→ **Given data**:
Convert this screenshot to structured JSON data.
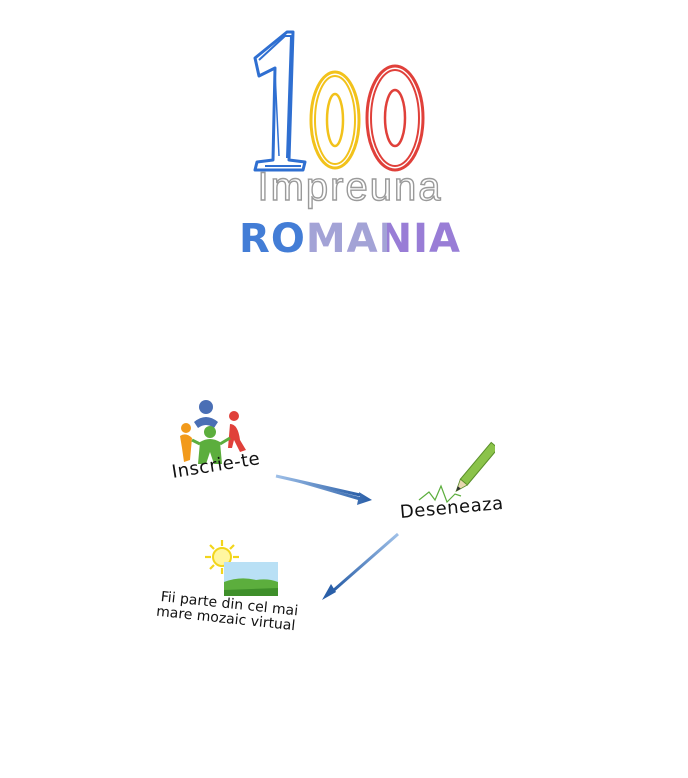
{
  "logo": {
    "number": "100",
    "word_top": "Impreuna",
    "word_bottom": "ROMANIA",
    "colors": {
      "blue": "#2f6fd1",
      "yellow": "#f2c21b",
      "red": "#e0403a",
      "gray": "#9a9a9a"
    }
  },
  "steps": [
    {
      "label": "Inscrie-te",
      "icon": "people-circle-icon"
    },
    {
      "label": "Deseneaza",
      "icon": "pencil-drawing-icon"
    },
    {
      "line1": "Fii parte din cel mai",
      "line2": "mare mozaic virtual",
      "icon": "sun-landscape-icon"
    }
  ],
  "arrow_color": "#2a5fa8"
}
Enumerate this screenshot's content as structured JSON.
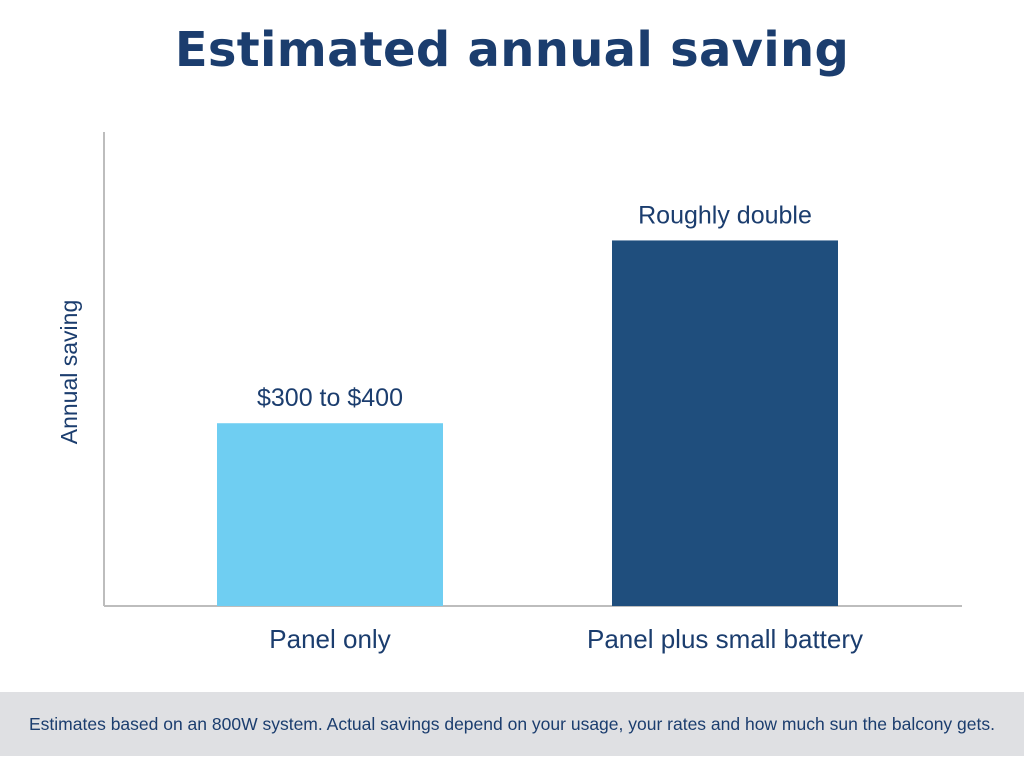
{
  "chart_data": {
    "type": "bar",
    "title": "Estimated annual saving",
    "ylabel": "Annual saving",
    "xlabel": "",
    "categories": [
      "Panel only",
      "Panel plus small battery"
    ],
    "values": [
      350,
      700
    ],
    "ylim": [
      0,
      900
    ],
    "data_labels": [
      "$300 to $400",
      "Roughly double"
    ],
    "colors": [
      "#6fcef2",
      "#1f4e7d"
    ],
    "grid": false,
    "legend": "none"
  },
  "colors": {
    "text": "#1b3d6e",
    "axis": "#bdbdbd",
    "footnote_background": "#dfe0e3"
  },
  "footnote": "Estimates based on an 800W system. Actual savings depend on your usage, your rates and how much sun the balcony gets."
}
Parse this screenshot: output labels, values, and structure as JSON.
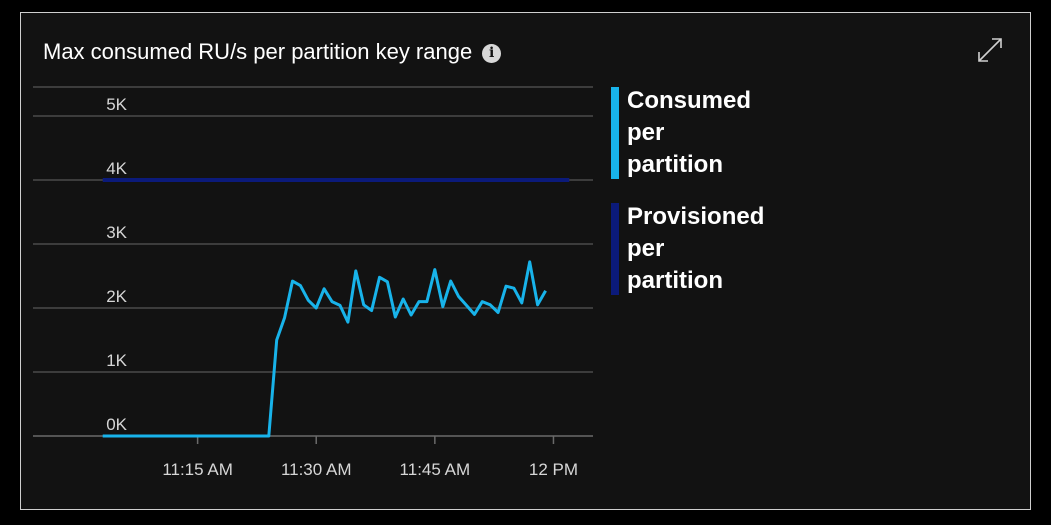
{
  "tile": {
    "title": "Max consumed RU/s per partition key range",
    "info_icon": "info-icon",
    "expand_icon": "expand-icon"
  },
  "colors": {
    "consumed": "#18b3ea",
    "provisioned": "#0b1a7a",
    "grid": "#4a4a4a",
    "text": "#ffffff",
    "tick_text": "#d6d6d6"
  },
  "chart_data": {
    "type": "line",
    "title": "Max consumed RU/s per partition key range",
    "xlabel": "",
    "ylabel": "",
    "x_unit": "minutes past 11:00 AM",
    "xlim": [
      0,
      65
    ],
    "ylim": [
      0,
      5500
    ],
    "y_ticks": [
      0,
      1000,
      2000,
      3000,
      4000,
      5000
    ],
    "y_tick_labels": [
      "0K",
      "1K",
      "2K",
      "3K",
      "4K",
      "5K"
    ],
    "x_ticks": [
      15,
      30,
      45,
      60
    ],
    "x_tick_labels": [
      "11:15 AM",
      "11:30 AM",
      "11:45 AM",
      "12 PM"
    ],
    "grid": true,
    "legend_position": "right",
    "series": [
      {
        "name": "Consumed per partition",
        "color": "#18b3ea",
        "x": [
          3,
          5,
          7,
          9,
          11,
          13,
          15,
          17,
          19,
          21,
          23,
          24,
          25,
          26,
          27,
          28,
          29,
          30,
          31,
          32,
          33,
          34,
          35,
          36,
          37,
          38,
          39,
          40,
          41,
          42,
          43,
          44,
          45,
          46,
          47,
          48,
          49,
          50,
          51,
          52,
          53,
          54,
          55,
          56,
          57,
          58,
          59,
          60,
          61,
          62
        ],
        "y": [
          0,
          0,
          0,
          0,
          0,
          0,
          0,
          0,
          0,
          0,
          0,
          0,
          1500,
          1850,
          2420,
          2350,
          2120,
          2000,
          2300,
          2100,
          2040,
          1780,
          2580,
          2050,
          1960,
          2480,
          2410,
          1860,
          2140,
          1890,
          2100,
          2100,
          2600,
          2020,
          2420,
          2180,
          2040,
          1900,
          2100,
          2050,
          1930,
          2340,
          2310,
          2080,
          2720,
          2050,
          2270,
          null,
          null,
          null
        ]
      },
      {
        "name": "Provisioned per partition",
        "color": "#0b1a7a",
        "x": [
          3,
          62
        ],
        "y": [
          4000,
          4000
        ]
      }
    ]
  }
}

→ **Written instruction**: Will you restate every entry word for word and omit the images?

→ **Task output**:
Convert this screenshot to structured JSON data.
{
  "logo": {
    "number": "100",
    "word_top": "Impreuna",
    "word_bottom": "ROMANIA",
    "colors": {
      "blue": "#2f6fd1",
      "yellow": "#f2c21b",
      "red": "#e0403a",
      "gray": "#9a9a9a"
    }
  },
  "steps": [
    {
      "label": "Inscrie-te",
      "icon": "people-circle-icon"
    },
    {
      "label": "Deseneaza",
      "icon": "pencil-drawing-icon"
    },
    {
      "line1": "Fii parte din cel mai",
      "line2": "mare mozaic virtual",
      "icon": "sun-landscape-icon"
    }
  ],
  "arrow_color": "#2a5fa8"
}
Enumerate this screenshot's content as structured JSON.
{
  "chart_data": {
    "type": "bar",
    "title": "Estimated annual saving",
    "ylabel": "Annual saving",
    "xlabel": "",
    "categories": [
      "Panel only",
      "Panel plus small battery"
    ],
    "values": [
      350,
      700
    ],
    "ylim": [
      0,
      900
    ],
    "data_labels": [
      "$300 to $400",
      "Roughly double"
    ],
    "colors": [
      "#6fcef2",
      "#1f4e7d"
    ],
    "grid": false,
    "legend": "none"
  },
  "colors": {
    "text": "#1b3d6e",
    "axis": "#bdbdbd",
    "footnote_background": "#dfe0e3"
  },
  "footnote": "Estimates based on an 800W system. Actual savings depend on your usage, your rates and how much sun the balcony gets."
}
Parse this screenshot: output labels, values, and structure as JSON.
{
  "tile": {
    "title": "Max consumed RU/s per partition key range",
    "info_icon": "info-icon",
    "expand_icon": "expand-icon"
  },
  "colors": {
    "consumed": "#18b3ea",
    "provisioned": "#0b1a7a",
    "grid": "#4a4a4a",
    "text": "#ffffff",
    "tick_text": "#d6d6d6"
  },
  "chart_data": {
    "type": "line",
    "title": "Max consumed RU/s per partition key range",
    "xlabel": "",
    "ylabel": "",
    "x_unit": "minutes past 11:00 AM",
    "xlim": [
      0,
      65
    ],
    "ylim": [
      0,
      5500
    ],
    "y_ticks": [
      0,
      1000,
      2000,
      3000,
      4000,
      5000
    ],
    "y_tick_labels": [
      "0K",
      "1K",
      "2K",
      "3K",
      "4K",
      "5K"
    ],
    "x_ticks": [
      15,
      30,
      45,
      60
    ],
    "x_tick_labels": [
      "11:15 AM",
      "11:30 AM",
      "11:45 AM",
      "12 PM"
    ],
    "grid": true,
    "legend_position": "right",
    "series": [
      {
        "name": "Consumed per partition",
        "color": "#18b3ea",
        "x": [
          3,
          5,
          7,
          9,
          11,
          13,
          15,
          17,
          19,
          21,
          23,
          24,
          25,
          26,
          27,
          28,
          29,
          30,
          31,
          32,
          33,
          34,
          35,
          36,
          37,
          38,
          39,
          40,
          41,
          42,
          43,
          44,
          45,
          46,
          47,
          48,
          49,
          50,
          51,
          52,
          53,
          54,
          55,
          56,
          57,
          58,
          59,
          60,
          61,
          62
        ],
        "y": [
          0,
          0,
          0,
          0,
          0,
          0,
          0,
          0,
          0,
          0,
          0,
          0,
          1500,
          1850,
          2420,
          2350,
          2120,
          2000,
          2300,
          2100,
          2040,
          1780,
          2580,
          2050,
          1960,
          2480,
          2410,
          1860,
          2140,
          1890,
          2100,
          2100,
          2600,
          2020,
          2420,
          2180,
          2040,
          1900,
          2100,
          2050,
          1930,
          2340,
          2310,
          2080,
          2720,
          2050,
          2270,
          null,
          null,
          null
        ]
      },
      {
        "name": "Provisioned per partition",
        "color": "#0b1a7a",
        "x": [
          3,
          62
        ],
        "y": [
          4000,
          4000
        ]
      }
    ]
  }
}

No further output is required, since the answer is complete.